Stored data
--------------------
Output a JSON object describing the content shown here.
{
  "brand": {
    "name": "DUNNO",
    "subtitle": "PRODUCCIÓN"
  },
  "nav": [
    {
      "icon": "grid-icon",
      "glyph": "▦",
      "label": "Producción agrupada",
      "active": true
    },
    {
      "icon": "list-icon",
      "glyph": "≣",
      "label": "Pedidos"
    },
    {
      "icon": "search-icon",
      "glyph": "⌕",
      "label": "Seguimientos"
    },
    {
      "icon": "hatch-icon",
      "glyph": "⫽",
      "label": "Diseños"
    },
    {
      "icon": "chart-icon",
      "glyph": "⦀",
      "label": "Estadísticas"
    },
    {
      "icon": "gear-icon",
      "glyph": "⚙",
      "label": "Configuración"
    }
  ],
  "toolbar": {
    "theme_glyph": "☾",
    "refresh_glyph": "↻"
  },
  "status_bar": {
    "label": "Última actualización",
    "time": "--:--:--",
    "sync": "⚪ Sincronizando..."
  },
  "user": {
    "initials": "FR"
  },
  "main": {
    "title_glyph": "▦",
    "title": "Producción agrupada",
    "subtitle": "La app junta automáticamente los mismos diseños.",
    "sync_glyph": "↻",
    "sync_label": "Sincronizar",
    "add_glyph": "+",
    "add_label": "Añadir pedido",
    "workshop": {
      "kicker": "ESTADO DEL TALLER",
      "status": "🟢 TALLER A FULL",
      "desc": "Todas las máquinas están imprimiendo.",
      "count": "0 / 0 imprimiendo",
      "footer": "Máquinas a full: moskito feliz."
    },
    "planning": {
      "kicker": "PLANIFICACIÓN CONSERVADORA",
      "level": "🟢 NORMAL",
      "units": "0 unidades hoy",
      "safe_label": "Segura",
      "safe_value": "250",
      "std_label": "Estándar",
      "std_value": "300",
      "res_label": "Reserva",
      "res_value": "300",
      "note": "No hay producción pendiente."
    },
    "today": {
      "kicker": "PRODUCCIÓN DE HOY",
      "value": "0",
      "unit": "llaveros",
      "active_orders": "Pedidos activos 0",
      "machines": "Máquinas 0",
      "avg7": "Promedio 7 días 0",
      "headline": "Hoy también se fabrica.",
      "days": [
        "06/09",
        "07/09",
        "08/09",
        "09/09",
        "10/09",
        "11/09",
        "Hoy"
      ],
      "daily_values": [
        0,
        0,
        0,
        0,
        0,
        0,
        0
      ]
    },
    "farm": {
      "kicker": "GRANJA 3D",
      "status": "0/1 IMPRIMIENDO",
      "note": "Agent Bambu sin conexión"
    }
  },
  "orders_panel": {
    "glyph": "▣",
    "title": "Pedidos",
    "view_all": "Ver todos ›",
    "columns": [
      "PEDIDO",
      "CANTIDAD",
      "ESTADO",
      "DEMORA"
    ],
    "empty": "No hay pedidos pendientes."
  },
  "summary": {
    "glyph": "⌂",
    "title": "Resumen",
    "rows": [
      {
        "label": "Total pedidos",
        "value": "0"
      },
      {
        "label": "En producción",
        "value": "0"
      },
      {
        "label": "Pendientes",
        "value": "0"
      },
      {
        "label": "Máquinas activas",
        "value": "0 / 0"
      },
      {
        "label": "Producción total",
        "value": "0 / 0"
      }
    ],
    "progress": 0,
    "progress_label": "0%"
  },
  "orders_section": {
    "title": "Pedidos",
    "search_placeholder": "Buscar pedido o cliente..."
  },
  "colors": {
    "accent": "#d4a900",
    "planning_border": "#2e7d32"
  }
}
--------------------
Your instructions – Extract each line of the listing above, copying it word for word.

Exercise response –
Output a JSON object describing the content shown here.
{
  "brand": {
    "name": "DUNNO",
    "subtitle": "PRODUCCIÓN"
  },
  "nav": [
    {
      "icon": "grid-icon",
      "glyph": "▦",
      "label": "Producción agrupada",
      "active": true
    },
    {
      "icon": "list-icon",
      "glyph": "≣",
      "label": "Pedidos"
    },
    {
      "icon": "search-icon",
      "glyph": "⌕",
      "label": "Seguimientos"
    },
    {
      "icon": "hatch-icon",
      "glyph": "⫽",
      "label": "Diseños"
    },
    {
      "icon": "chart-icon",
      "glyph": "⦀",
      "label": "Estadísticas"
    },
    {
      "icon": "gear-icon",
      "glyph": "⚙",
      "label": "Configuración"
    }
  ],
  "toolbar": {
    "theme_glyph": "☾",
    "refresh_glyph": "↻"
  },
  "status_bar": {
    "label": "Última actualización",
    "time": "--:--:--",
    "sync": "⚪ Sincronizando..."
  },
  "user": {
    "initials": "FR"
  },
  "main": {
    "title_glyph": "▦",
    "title": "Producción agrupada",
    "subtitle": "La app junta automáticamente los mismos diseños.",
    "sync_glyph": "↻",
    "sync_label": "Sincronizar",
    "add_glyph": "+",
    "add_label": "Añadir pedido",
    "workshop": {
      "kicker": "ESTADO DEL TALLER",
      "status": "🟢 TALLER A FULL",
      "desc": "Todas las máquinas están imprimiendo.",
      "count": "0 / 0 imprimiendo",
      "footer": "Máquinas a full: moskito feliz."
    },
    "planning": {
      "kicker": "PLANIFICACIÓN CONSERVADORA",
      "level": "🟢 NORMAL",
      "units": "0 unidades hoy",
      "safe_label": "Segura",
      "safe_value": "250",
      "std_label": "Estándar",
      "std_value": "300",
      "res_label": "Reserva",
      "res_value": "300",
      "note": "No hay producción pendiente."
    },
    "today": {
      "kicker": "PRODUCCIÓN DE HOY",
      "value": "0",
      "unit": "llaveros",
      "active_orders": "Pedidos activos 0",
      "machines": "Máquinas 0",
      "avg7": "Promedio 7 días 0",
      "headline": "Hoy también se fabrica.",
      "days": [
        "06/09",
        "07/09",
        "08/09",
        "09/09",
        "10/09",
        "11/09",
        "Hoy"
      ],
      "daily_values": [
        0,
        0,
        0,
        0,
        0,
        0,
        0
      ]
    },
    "farm": {
      "kicker": "GRANJA 3D",
      "status": "0/1 IMPRIMIENDO",
      "note": "Agent Bambu sin conexión"
    }
  },
  "orders_panel": {
    "glyph": "▣",
    "title": "Pedidos",
    "view_all": "Ver todos ›",
    "columns": [
      "PEDIDO",
      "CANTIDAD",
      "ESTADO",
      "DEMORA"
    ],
    "empty": "No hay pedidos pendientes."
  },
  "summary": {
    "glyph": "⌂",
    "title": "Resumen",
    "rows": [
      {
        "label": "Total pedidos",
        "value": "0"
      },
      {
        "label": "En producción",
        "value": "0"
      },
      {
        "label": "Pendientes",
        "value": "0"
      },
      {
        "label": "Máquinas activas",
        "value": "0 / 0"
      },
      {
        "label": "Producción total",
        "value": "0 / 0"
      }
    ],
    "progress": 0,
    "progress_label": "0%"
  },
  "orders_section": {
    "title": "Pedidos",
    "search_placeholder": "Buscar pedido o cliente..."
  },
  "colors": {
    "accent": "#d4a900",
    "planning_border": "#2e7d32"
  }
}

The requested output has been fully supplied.